The answer must consist of every line in the records that contains the word "health".
═════ Data section
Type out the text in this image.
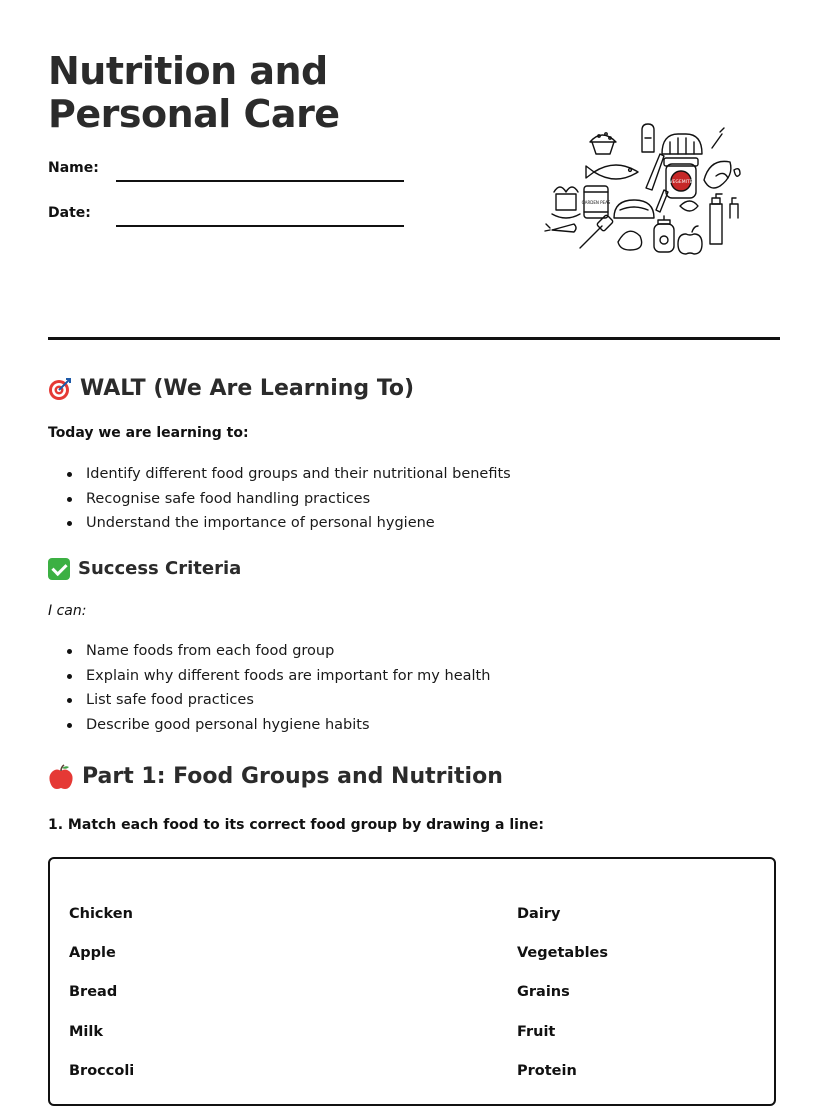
Nutrition and Personal Care
Name:
Date:
VEGEMITE
GARDEN PEAS
WALT (We Are Learning To)

Today we are learning to:

Identify different food groups and their nutritional benefits
Recognise safe food handling practices
Understand the importance of personal hygiene
Success Criteria

I can:

Name foods from each food group
Explain why different foods are important for my health
List safe food practices
Describe good personal hygiene habits
Part 1: Food Groups and Nutrition

1. Match each food to its correct food group by drawing a line:

Chicken
Apple
Bread
Milk
Broccoli
Dairy
Vegetables
Grains
Fruit
Protein
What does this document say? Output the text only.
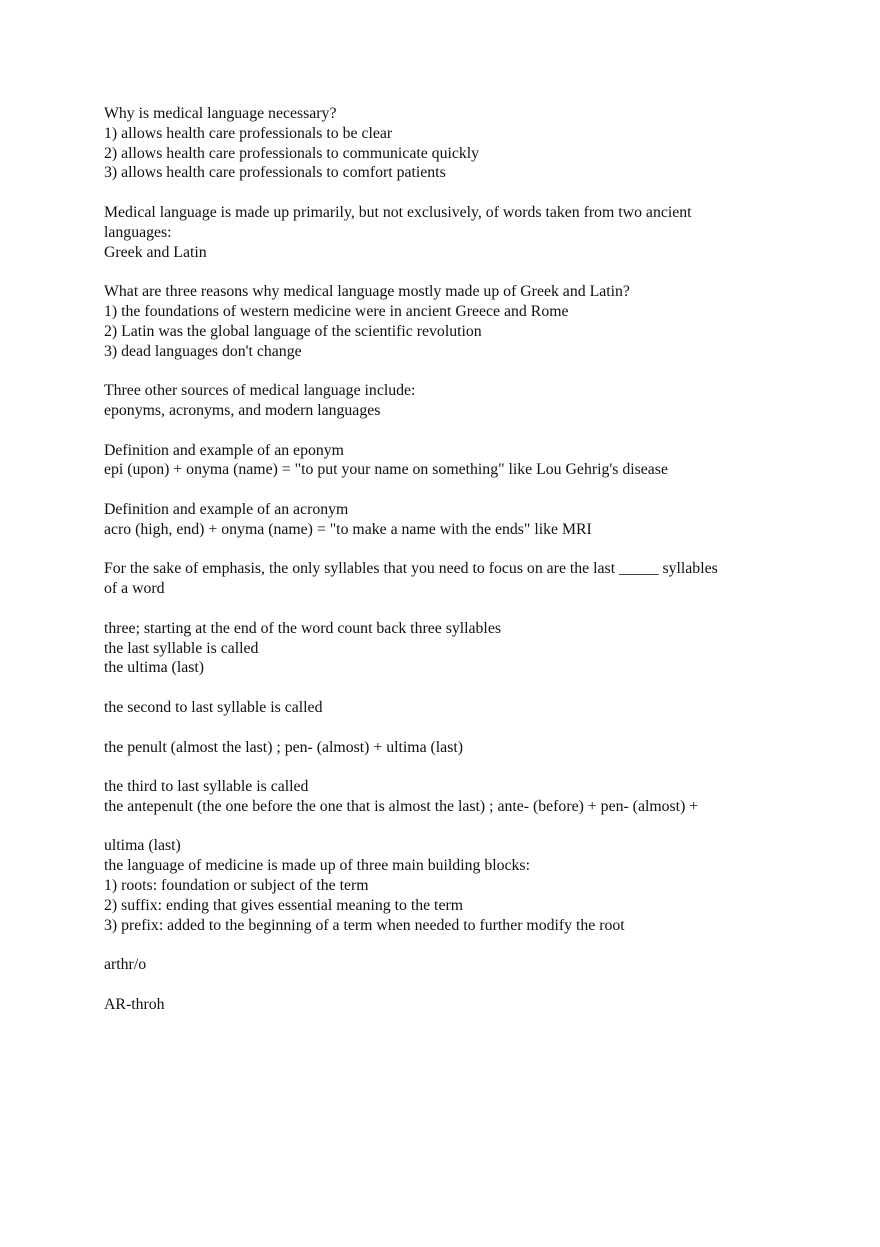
Why is medical language necessary?
1) allows health care professionals to be clear
2) allows health care professionals to communicate quickly
3) allows health care professionals to comfort patients
Medical language is made up primarily, but not exclusively, of words taken from two ancient
languages:
Greek and Latin
What are three reasons why medical language mostly made up of Greek and Latin?
1) the foundations of western medicine were in ancient Greece and Rome
2) Latin was the global language of the scientific revolution
3) dead languages don't change
Three other sources of medical language include:
eponyms, acronyms, and modern languages
Definition and example of an eponym
epi (upon) + onyma (name) = "to put your name on something" like Lou Gehrig's disease
Definition and example of an acronym
acro (high, end) + onyma (name) = "to make a name with the ends" like MRI
For the sake of emphasis, the only syllables that you need to focus on are the last _____ syllables
of a word
three; starting at the end of the word count back three syllables
the last syllable is called
the ultima (last)
the second to last syllable is called
the penult (almost the last) ; pen- (almost) + ultima (last)
the third to last syllable is called
the antepenult (the one before the one that is almost the last) ; ante- (before) + pen- (almost) +
ultima (last)
the language of medicine is made up of three main building blocks:
1) roots: foundation or subject of the term
2) suffix: ending that gives essential meaning to the term
3) prefix: added to the beginning of a term when needed to further modify the root
arthr/o
AR-throh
══════════
Written reply
Explain why different foods are important for my health
1) allows health care professionals to be clear
2) allows health care professionals to communicate quickly
3) allows health care professionals to comfort patients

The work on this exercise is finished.